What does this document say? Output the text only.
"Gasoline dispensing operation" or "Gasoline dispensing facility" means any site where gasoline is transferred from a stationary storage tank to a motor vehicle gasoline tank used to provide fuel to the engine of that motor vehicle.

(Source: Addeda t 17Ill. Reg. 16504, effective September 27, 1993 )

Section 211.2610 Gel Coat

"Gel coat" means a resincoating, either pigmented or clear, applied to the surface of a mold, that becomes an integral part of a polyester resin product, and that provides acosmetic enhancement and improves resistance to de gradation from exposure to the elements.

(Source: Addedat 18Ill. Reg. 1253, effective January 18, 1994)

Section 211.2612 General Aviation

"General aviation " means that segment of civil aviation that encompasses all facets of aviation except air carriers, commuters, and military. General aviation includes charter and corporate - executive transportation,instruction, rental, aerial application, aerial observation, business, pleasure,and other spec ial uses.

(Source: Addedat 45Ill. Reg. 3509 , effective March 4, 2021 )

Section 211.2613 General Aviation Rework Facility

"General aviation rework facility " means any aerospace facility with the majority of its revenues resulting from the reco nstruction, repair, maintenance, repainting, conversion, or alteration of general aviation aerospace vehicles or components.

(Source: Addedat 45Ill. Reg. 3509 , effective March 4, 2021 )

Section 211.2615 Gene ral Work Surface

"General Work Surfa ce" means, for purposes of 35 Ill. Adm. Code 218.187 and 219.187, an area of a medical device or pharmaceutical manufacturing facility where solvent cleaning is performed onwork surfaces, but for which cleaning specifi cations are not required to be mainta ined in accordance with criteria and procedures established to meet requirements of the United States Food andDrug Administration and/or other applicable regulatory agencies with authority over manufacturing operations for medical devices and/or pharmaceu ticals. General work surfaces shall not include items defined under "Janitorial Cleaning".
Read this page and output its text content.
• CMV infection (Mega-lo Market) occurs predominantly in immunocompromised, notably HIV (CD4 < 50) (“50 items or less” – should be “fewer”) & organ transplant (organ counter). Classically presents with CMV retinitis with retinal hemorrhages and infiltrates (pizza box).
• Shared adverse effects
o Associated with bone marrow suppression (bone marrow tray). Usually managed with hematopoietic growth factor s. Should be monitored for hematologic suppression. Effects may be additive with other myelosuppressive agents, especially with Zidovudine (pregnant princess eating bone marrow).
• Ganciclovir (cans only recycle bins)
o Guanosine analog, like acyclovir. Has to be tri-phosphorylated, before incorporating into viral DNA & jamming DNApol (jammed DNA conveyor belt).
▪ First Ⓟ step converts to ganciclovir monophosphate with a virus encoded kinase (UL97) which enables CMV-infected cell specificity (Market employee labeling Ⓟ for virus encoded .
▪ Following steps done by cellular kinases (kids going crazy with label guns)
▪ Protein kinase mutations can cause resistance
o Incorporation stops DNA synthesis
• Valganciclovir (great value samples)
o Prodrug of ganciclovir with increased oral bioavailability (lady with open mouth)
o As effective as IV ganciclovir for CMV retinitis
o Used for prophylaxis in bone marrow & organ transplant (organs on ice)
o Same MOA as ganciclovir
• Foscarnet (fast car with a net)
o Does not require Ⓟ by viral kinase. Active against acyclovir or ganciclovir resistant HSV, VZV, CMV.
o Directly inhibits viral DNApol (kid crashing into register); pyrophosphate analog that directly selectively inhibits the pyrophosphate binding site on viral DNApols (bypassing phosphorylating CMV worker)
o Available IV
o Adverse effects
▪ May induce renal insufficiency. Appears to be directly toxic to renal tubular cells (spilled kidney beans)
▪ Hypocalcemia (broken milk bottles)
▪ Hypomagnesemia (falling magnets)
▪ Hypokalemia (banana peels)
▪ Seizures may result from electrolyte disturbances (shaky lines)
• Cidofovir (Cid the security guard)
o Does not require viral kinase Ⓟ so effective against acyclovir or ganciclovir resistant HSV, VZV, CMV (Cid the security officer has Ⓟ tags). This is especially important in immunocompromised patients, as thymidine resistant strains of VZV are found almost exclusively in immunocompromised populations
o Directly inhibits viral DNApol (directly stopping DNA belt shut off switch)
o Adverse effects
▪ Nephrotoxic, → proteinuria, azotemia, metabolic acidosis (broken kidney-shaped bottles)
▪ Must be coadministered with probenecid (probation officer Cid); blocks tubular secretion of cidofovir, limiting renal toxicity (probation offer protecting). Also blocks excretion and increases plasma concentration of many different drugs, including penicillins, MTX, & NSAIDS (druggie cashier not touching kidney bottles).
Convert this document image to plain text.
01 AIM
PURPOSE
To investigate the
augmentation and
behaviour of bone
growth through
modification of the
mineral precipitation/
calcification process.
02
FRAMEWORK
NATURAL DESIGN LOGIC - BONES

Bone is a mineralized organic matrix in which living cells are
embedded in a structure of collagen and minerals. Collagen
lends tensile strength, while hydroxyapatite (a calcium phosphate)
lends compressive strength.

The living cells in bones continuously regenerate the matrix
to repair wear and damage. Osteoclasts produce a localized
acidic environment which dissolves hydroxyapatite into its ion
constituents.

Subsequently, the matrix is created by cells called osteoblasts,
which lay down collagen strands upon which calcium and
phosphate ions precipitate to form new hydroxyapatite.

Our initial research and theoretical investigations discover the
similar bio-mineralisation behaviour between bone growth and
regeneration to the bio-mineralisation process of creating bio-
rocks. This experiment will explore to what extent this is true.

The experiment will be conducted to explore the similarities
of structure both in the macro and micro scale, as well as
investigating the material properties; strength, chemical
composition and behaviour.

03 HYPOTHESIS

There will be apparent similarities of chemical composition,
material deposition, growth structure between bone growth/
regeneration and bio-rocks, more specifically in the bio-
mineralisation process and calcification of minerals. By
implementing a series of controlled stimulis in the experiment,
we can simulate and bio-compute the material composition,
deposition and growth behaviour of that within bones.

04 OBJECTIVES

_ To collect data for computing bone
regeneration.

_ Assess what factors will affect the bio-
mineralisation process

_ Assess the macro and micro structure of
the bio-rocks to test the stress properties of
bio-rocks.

---------------

* **PROBLEM DESCRIPTION**:
Among the records above, find the lines that contain "material" and copy every one.

* **SOLVED EXERCISE**:
investigating the material properties; strength, chemical
material deposition, growth structure between bone growth/
we can simulate and bio-compute the material composition,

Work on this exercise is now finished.